### TASK PROMPT
Gather up the lines with the word "sqlite" in them.

### Dataset items
▼▼▼
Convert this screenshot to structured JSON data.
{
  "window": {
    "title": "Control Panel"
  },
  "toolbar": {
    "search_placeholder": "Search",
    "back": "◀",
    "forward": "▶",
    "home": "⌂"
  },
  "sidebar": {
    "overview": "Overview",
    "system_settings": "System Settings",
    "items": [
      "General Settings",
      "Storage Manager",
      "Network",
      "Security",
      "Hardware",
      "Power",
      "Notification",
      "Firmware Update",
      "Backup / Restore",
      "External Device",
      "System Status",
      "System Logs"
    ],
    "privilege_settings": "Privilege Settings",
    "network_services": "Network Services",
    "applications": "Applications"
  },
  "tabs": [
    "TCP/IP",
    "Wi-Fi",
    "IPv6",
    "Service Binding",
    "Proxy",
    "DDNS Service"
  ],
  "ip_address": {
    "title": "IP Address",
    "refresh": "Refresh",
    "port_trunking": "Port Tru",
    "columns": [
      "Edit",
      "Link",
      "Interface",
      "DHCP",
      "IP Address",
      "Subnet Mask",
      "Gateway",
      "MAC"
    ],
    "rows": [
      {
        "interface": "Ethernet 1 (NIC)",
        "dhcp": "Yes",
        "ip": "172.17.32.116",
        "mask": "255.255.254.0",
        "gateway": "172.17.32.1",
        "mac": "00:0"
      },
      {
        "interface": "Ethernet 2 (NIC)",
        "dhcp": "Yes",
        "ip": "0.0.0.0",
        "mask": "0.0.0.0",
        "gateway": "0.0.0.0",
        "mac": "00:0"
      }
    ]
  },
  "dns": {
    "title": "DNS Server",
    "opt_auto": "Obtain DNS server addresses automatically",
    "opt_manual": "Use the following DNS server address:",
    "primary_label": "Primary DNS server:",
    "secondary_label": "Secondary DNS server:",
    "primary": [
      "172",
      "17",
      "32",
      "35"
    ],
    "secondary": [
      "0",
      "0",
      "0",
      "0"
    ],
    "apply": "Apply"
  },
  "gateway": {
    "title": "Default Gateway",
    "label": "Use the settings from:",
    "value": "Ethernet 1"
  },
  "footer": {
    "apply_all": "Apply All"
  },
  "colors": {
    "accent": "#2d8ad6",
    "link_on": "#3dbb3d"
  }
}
▲▲▲
▼▼▼
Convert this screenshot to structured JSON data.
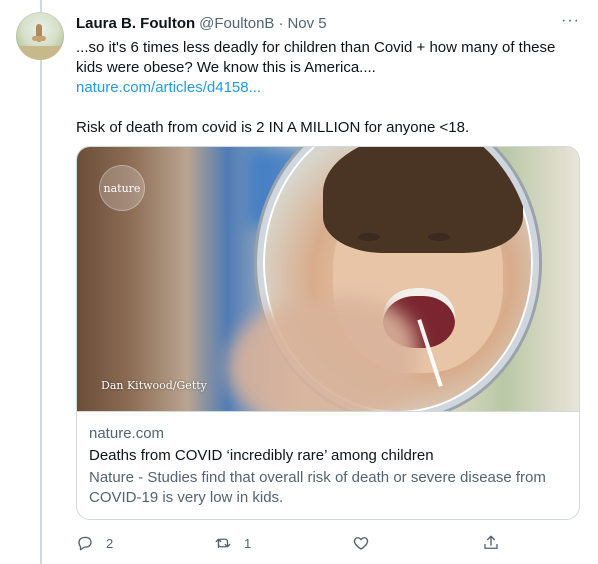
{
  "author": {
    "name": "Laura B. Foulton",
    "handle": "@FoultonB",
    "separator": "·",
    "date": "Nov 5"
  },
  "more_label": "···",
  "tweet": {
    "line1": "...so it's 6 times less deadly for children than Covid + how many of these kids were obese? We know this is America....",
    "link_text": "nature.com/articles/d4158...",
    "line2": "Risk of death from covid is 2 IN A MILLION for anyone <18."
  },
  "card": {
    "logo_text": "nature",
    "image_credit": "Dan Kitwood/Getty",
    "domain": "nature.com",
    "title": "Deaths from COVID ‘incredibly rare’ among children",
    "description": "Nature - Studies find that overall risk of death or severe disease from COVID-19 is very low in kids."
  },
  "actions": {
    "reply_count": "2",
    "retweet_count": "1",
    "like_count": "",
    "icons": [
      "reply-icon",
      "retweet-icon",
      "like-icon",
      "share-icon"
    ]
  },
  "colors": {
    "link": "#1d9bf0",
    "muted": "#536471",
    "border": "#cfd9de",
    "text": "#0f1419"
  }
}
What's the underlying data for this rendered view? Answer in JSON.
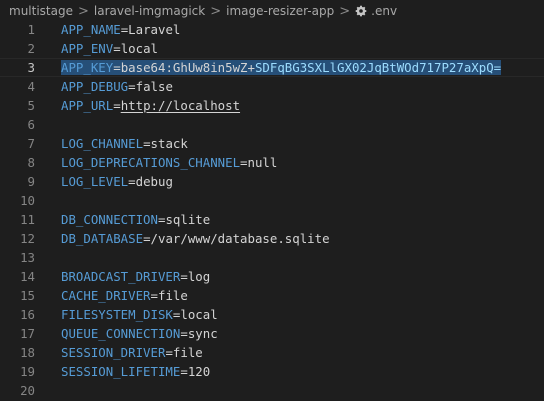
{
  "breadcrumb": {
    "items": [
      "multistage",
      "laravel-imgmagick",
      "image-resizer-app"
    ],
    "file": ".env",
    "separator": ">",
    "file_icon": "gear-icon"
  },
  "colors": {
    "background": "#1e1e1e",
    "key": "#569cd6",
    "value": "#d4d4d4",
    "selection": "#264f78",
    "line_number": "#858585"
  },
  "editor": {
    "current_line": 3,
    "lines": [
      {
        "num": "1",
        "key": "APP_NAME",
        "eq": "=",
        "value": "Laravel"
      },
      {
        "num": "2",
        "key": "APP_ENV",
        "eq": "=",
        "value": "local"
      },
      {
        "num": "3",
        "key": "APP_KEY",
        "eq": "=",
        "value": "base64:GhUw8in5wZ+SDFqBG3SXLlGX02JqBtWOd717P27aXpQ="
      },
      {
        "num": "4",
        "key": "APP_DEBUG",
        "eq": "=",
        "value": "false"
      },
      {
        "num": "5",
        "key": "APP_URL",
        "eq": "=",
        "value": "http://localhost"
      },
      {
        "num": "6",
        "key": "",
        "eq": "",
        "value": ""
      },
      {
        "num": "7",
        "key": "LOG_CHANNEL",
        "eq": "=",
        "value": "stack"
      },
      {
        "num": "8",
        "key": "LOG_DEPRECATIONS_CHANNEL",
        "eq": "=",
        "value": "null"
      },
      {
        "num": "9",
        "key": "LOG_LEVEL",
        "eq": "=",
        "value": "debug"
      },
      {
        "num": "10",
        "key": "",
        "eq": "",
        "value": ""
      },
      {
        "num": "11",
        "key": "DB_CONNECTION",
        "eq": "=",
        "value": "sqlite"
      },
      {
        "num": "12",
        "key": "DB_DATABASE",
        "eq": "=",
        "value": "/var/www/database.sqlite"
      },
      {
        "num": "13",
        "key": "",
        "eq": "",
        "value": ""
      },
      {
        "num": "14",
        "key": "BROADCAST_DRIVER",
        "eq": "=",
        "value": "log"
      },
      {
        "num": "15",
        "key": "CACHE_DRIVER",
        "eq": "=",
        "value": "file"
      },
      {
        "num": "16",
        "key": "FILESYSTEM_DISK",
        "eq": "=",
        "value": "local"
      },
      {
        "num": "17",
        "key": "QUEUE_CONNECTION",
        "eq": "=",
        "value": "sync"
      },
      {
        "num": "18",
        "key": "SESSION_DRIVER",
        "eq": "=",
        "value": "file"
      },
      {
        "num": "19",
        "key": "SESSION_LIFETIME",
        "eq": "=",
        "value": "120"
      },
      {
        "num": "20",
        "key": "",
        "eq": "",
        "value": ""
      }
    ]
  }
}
▲▲▲
### RESULT BELOW
        "value": "sqlite"
        "value": "/var/www/database.sqlite"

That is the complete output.